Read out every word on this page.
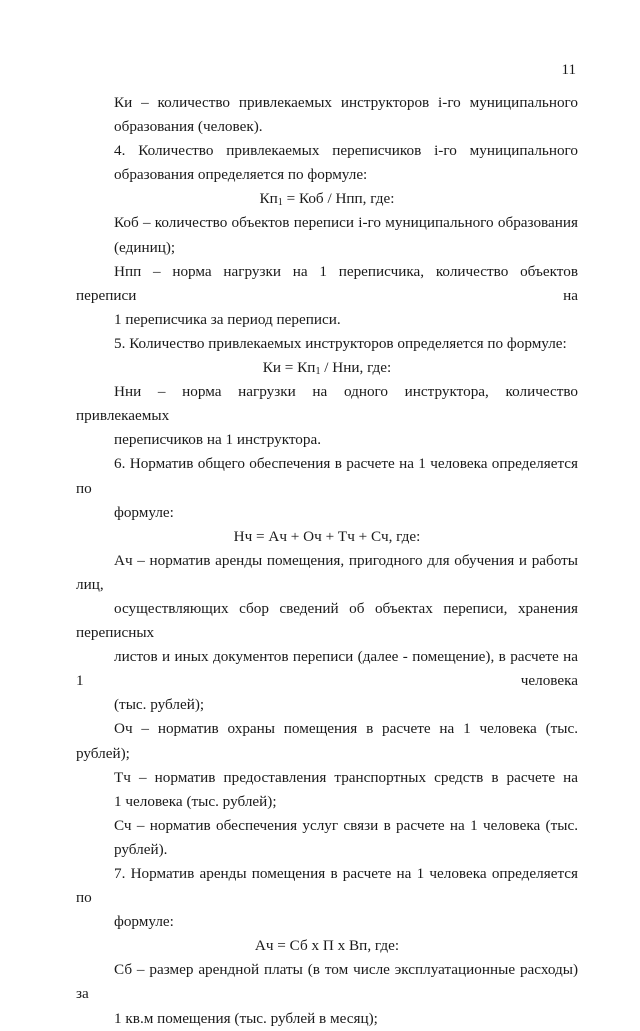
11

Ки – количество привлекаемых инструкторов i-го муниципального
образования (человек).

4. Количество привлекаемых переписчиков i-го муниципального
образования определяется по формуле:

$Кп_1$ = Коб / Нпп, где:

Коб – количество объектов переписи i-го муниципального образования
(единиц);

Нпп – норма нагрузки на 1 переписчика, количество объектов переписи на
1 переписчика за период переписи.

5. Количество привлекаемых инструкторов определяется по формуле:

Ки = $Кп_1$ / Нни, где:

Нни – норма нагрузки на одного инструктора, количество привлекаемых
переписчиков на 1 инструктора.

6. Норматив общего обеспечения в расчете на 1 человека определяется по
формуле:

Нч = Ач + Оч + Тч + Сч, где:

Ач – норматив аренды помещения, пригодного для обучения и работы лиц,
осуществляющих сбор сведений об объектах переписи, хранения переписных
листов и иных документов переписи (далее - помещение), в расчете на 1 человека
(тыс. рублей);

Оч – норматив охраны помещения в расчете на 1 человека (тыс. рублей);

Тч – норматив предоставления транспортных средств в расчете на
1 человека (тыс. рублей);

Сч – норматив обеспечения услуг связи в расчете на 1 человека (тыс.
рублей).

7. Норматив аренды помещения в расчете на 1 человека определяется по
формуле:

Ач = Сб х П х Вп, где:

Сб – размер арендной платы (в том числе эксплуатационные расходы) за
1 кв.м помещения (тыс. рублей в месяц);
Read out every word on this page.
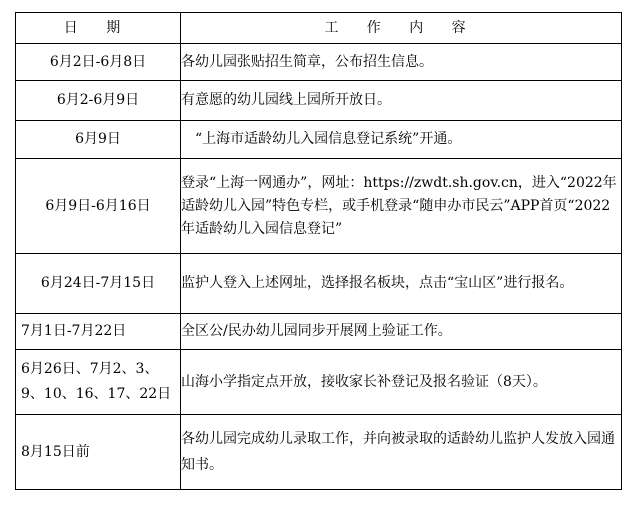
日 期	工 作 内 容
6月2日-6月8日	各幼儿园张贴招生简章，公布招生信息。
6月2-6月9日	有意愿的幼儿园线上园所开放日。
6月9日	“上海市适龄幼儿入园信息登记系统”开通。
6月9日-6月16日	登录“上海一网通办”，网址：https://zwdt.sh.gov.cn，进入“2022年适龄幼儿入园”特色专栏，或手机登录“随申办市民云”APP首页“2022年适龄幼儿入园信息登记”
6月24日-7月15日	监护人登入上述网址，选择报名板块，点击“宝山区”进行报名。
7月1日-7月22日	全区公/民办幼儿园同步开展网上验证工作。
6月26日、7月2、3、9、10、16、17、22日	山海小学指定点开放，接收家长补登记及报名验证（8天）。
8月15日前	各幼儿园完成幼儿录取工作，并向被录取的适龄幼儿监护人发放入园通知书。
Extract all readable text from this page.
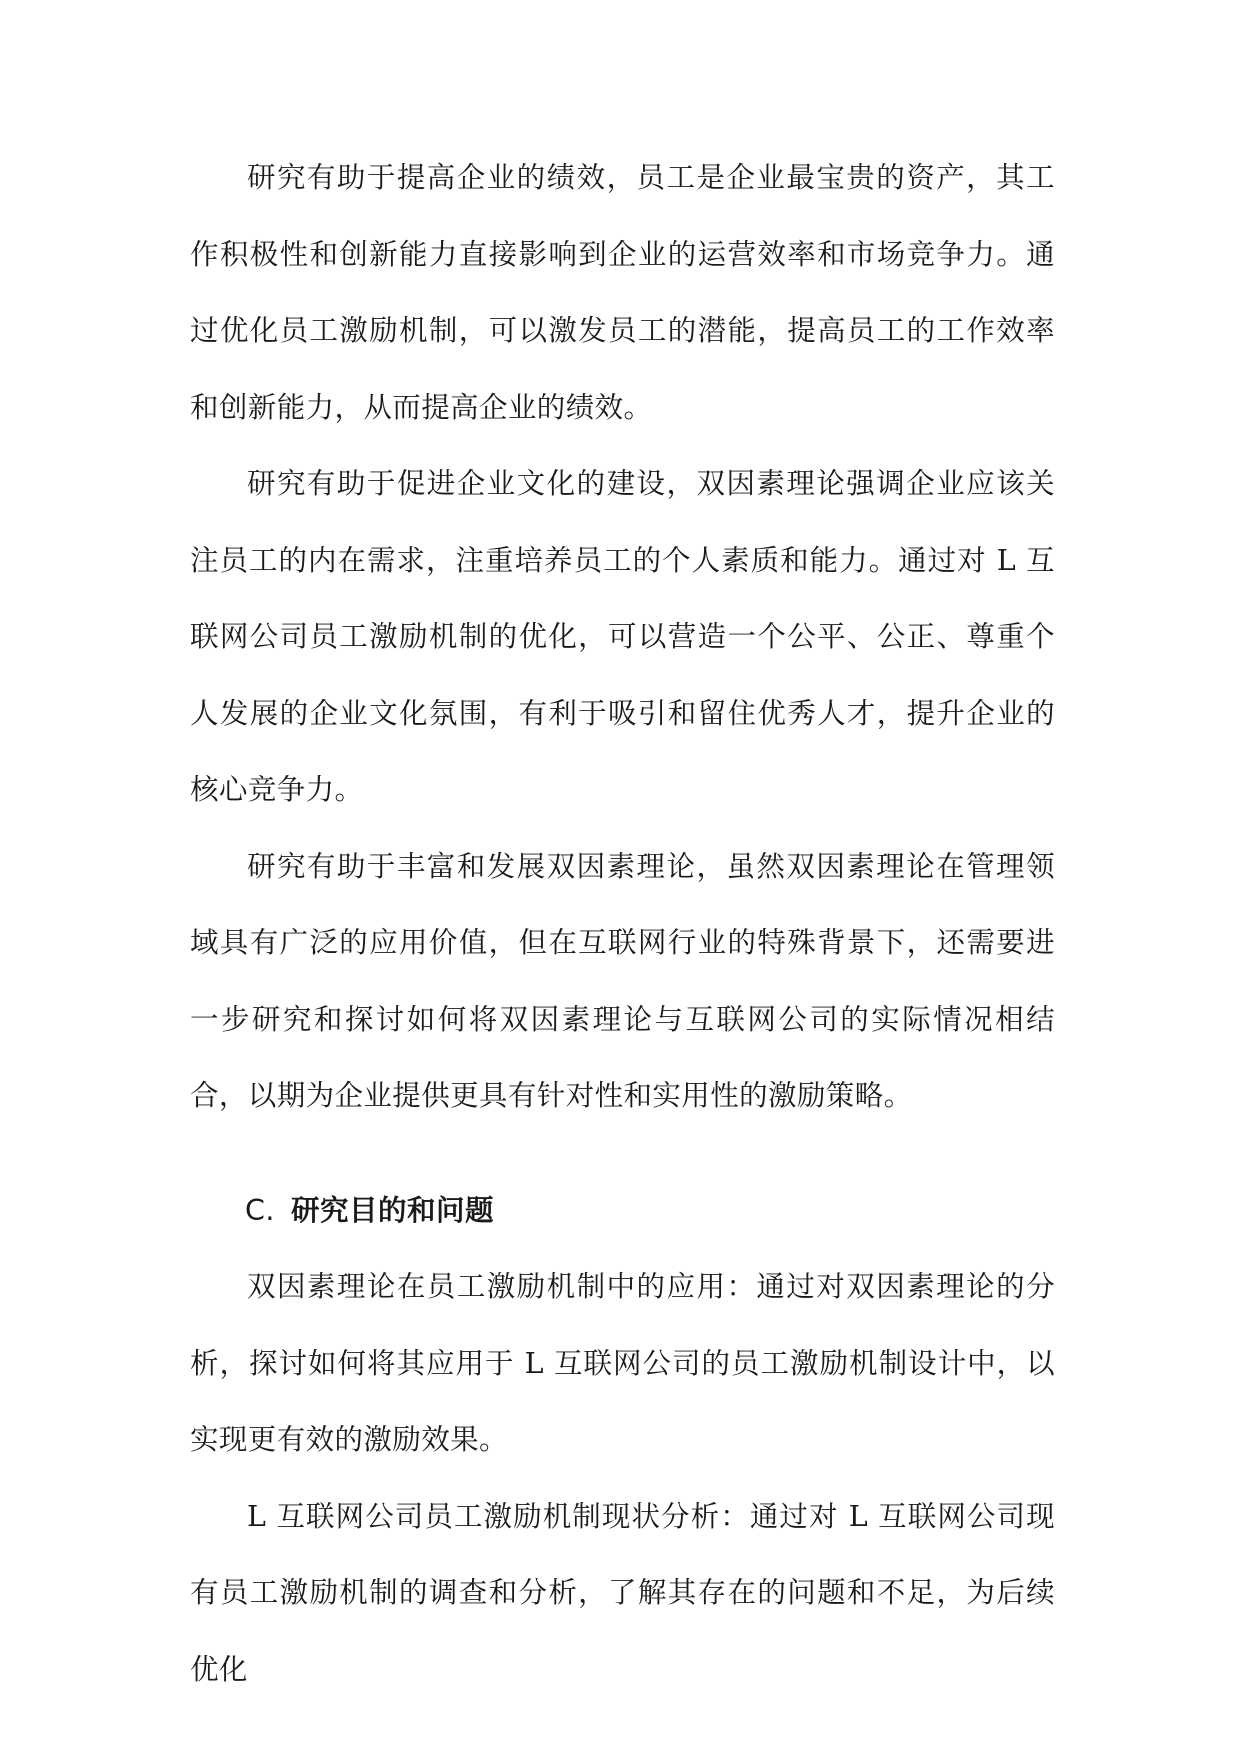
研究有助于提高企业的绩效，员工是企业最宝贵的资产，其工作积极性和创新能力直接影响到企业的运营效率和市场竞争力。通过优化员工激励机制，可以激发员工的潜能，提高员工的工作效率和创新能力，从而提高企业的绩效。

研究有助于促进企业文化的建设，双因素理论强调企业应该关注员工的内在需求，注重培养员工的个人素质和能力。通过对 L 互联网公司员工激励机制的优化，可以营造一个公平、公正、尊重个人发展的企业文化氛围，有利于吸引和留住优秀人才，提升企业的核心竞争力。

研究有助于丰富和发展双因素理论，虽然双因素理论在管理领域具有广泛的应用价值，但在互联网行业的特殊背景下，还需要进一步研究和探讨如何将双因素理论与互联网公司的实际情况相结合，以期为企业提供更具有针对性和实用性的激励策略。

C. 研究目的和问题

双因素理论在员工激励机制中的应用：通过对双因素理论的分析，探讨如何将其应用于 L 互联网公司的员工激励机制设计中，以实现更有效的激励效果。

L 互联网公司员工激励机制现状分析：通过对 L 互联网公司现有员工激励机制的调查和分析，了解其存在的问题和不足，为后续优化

------------------------------------

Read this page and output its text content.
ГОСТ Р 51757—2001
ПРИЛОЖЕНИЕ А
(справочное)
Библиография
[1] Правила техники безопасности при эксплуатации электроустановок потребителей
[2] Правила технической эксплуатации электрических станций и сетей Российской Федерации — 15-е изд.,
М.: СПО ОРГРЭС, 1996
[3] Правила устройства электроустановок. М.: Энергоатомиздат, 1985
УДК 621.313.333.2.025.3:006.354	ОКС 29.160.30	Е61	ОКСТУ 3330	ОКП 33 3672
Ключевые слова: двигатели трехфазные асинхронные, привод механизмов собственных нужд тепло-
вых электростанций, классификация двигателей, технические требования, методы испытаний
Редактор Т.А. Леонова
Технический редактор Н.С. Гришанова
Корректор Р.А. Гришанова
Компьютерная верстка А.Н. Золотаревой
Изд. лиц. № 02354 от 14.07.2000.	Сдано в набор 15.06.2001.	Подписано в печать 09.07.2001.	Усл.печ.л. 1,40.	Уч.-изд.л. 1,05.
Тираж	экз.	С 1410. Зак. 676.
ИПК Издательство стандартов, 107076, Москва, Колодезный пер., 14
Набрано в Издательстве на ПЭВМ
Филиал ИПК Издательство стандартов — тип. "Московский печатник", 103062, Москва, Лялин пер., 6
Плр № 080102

------------------------------------

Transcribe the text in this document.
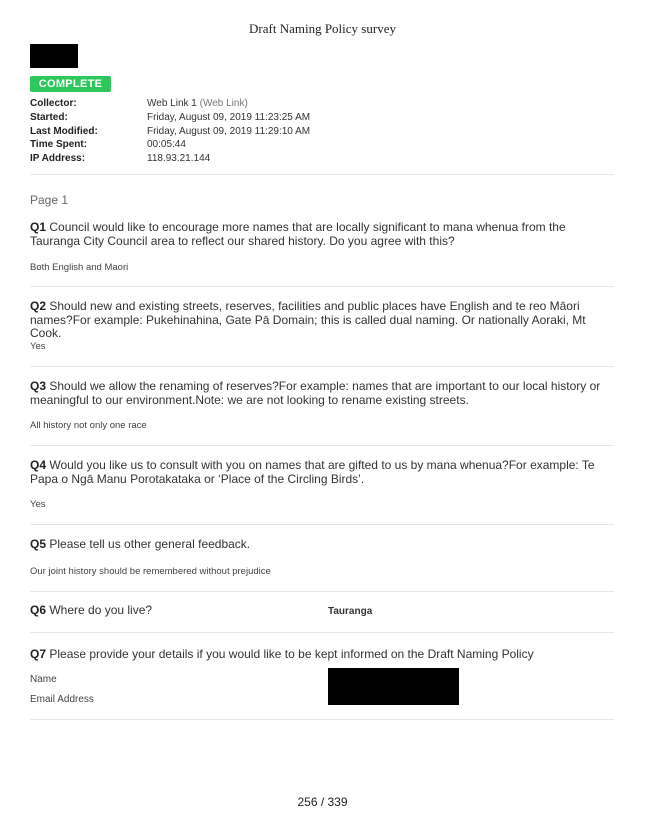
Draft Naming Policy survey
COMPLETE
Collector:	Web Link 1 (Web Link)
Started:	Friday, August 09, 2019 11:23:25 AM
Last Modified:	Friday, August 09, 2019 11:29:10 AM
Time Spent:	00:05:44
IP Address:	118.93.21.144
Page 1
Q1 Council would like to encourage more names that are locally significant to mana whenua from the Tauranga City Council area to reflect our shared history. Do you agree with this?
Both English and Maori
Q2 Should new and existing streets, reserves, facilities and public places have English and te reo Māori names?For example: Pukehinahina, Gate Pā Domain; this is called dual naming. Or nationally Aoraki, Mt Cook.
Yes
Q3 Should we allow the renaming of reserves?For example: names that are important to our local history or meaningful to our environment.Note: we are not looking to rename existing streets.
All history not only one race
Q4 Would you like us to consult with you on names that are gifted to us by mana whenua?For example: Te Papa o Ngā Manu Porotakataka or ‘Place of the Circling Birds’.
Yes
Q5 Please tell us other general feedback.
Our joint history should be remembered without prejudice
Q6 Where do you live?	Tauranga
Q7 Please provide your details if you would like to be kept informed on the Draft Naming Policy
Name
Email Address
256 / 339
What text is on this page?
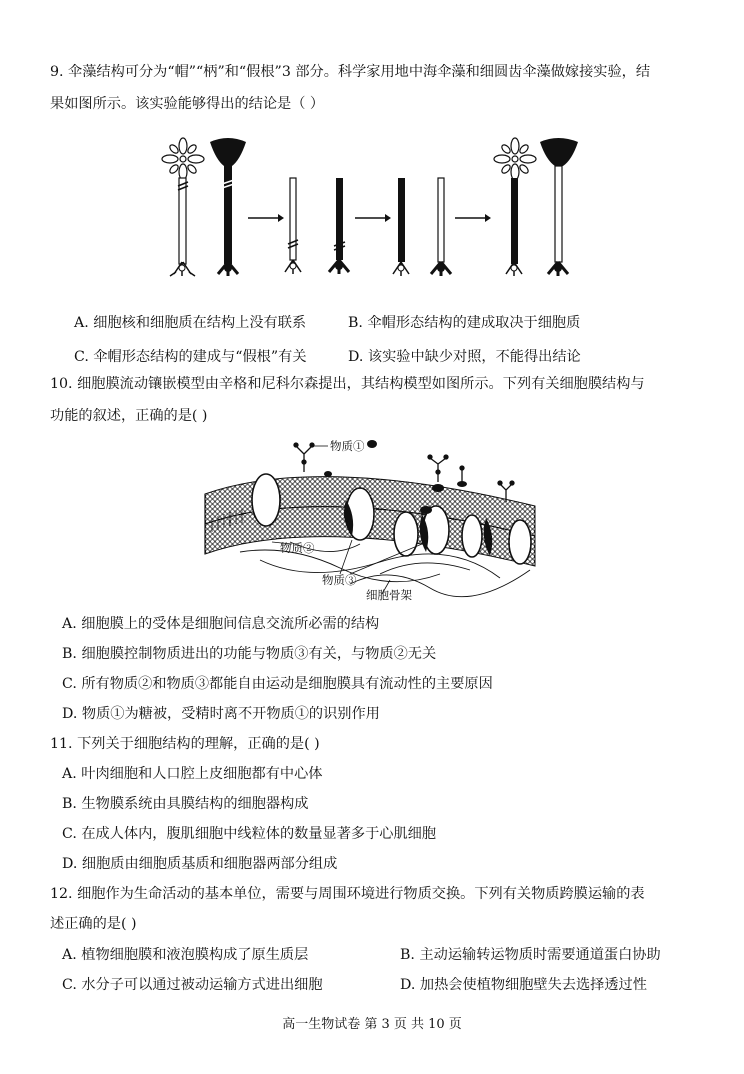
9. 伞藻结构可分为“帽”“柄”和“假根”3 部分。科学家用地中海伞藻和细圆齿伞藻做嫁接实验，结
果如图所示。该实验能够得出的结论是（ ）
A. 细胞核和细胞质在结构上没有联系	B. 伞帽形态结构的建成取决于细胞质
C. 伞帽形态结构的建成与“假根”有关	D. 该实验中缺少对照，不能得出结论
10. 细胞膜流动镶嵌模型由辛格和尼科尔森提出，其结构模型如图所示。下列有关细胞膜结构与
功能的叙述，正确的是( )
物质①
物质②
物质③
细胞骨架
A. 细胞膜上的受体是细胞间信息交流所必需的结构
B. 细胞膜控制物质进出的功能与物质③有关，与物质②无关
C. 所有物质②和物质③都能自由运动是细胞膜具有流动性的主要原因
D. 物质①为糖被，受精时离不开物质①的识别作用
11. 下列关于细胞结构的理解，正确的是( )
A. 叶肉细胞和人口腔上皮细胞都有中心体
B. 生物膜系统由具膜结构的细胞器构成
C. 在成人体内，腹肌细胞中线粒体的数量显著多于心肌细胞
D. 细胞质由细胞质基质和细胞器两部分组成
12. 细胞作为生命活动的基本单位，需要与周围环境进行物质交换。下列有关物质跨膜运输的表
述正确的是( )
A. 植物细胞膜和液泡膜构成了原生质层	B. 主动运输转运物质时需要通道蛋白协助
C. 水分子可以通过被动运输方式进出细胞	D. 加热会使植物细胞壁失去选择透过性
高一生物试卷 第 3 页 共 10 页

------------------------------------

Brief: Provide the number of lines containing the string "человека", with no other output.

The answer: 6